### DESCRIPTION OF THE TASK
Return the full material exactly.

### TASK INPUT
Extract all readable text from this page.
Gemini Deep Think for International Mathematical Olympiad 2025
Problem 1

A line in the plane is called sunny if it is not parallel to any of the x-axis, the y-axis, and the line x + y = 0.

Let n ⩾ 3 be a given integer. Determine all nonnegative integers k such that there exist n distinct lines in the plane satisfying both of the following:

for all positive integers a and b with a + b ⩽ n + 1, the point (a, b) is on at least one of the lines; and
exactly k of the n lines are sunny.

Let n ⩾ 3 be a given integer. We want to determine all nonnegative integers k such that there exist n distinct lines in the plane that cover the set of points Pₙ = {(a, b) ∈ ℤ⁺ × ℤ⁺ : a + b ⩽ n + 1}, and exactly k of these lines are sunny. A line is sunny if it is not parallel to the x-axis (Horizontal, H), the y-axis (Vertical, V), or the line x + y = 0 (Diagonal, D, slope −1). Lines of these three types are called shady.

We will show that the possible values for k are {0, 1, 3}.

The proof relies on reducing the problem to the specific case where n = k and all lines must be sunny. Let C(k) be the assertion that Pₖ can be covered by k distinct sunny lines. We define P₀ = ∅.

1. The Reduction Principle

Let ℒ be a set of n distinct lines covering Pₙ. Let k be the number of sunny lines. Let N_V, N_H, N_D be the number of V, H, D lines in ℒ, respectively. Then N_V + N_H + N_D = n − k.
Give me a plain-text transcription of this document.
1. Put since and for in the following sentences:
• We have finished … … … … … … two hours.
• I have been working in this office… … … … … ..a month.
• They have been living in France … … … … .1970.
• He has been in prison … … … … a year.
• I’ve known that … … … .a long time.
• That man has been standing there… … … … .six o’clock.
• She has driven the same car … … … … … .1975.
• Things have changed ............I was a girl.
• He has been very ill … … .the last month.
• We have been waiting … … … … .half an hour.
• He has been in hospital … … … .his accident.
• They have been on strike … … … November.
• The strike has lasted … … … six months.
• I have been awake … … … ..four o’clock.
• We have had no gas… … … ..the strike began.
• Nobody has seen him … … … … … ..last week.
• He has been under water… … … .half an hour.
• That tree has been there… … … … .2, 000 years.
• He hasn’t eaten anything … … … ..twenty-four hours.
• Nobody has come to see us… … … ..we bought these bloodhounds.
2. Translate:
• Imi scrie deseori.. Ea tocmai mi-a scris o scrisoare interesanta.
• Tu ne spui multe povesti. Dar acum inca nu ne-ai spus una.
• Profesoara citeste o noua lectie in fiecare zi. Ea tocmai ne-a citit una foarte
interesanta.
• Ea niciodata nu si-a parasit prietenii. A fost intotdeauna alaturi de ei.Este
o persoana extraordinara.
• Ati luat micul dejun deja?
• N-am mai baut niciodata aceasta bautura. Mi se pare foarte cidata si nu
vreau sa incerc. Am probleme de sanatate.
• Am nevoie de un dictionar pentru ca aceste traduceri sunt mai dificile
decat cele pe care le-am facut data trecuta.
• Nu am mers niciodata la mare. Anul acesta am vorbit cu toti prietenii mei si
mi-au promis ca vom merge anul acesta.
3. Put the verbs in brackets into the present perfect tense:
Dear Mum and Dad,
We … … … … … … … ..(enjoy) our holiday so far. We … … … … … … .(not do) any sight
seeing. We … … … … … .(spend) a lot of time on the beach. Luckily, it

### EXERCISE RESULT
Extract all readable text from this page.
Gemini Deep Think for International Mathematical Olympiad 2025
Problem 1

A line in the plane is called sunny if it is not parallel to any of the x-axis, the y-axis, and the line x + y = 0.

Let n ⩾ 3 be a given integer. Determine all nonnegative integers k such that there exist n distinct lines in the plane satisfying both of the following:

for all positive integers a and b with a + b ⩽ n + 1, the point (a, b) is on at least one of the lines; and
exactly k of the n lines are sunny.

Let n ⩾ 3 be a given integer. We want to determine all nonnegative integers k such that there exist n distinct lines in the plane that cover the set of points Pₙ = {(a, b) ∈ ℤ⁺ × ℤ⁺ : a + b ⩽ n + 1}, and exactly k of these lines are sunny. A line is sunny if it is not parallel to the x-axis (Horizontal, H), the y-axis (Vertical, V), or the line x + y = 0 (Diagonal, D, slope −1). Lines of these three types are called shady.

We will show that the possible values for k are {0, 1, 3}.

The proof relies on reducing the problem to the specific case where n = k and all lines must be sunny. Let C(k) be the assertion that Pₖ can be covered by k distinct sunny lines. We define P₀ = ∅.

1. The Reduction Principle

Let ℒ be a set of n distinct lines covering Pₙ. Let k be the number of sunny lines. Let N_V, N_H, N_D be the number of V, H, D lines in ℒ, respectively. Then N_V + N_H + N_D = n − k.
Give me a plain-text transcription of this document.
1. Put since and for in the following sentences:
• We have finished … … … … … … two hours.
• I have been working in this office… … … … … ..a month.
• They have been living in France … … … … .1970.
• He has been in prison … … … … a year.
• I’ve known that … … … .a long time.
• That man has been standing there… … … … .six o’clock.
• She has driven the same car … … … … … .1975.
• Things have changed ............I was a girl.
• He has been very ill … … .the last month.
• We have been waiting … … … … .half an hour.
• He has been in hospital … … … .his accident.
• They have been on strike … … … November.
• The strike has lasted … … … six months.
• I have been awake … … … ..four o’clock.
• We have had no gas… … … ..the strike began.
• Nobody has seen him … … … … … ..last week.
• He has been under water… … … .half an hour.
• That tree has been there… … … … .2, 000 years.
• He hasn’t eaten anything … … … ..twenty-four hours.
• Nobody has come to see us… … … ..we bought these bloodhounds.
2. Translate:
• Imi scrie deseori.. Ea tocmai mi-a scris o scrisoare interesanta.
• Tu ne spui multe povesti. Dar acum inca nu ne-ai spus una.
• Profesoara citeste o noua lectie in fiecare zi. Ea tocmai ne-a citit una foarte
interesanta.
• Ea niciodata nu si-a parasit prietenii. A fost intotdeauna alaturi de ei.Este
o persoana extraordinara.
• Ati luat micul dejun deja?
• N-am mai baut niciodata aceasta bautura. Mi se pare foarte cidata si nu
vreau sa incerc. Am probleme de sanatate.
• Am nevoie de un dictionar pentru ca aceste traduceri sunt mai dificile
decat cele pe care le-am facut data trecuta.
• Nu am mers niciodata la mare. Anul acesta am vorbit cu toti prietenii mei si
mi-au promis ca vom merge anul acesta.
3. Put the verbs in brackets into the present perfect tense:
Dear Mum and Dad,
We … … … … … … … ..(enjoy) our holiday so far. We … … … … … … .(not do) any sight
seeing. We … … … … … .(spend) a lot of time on the beach. Luckily, it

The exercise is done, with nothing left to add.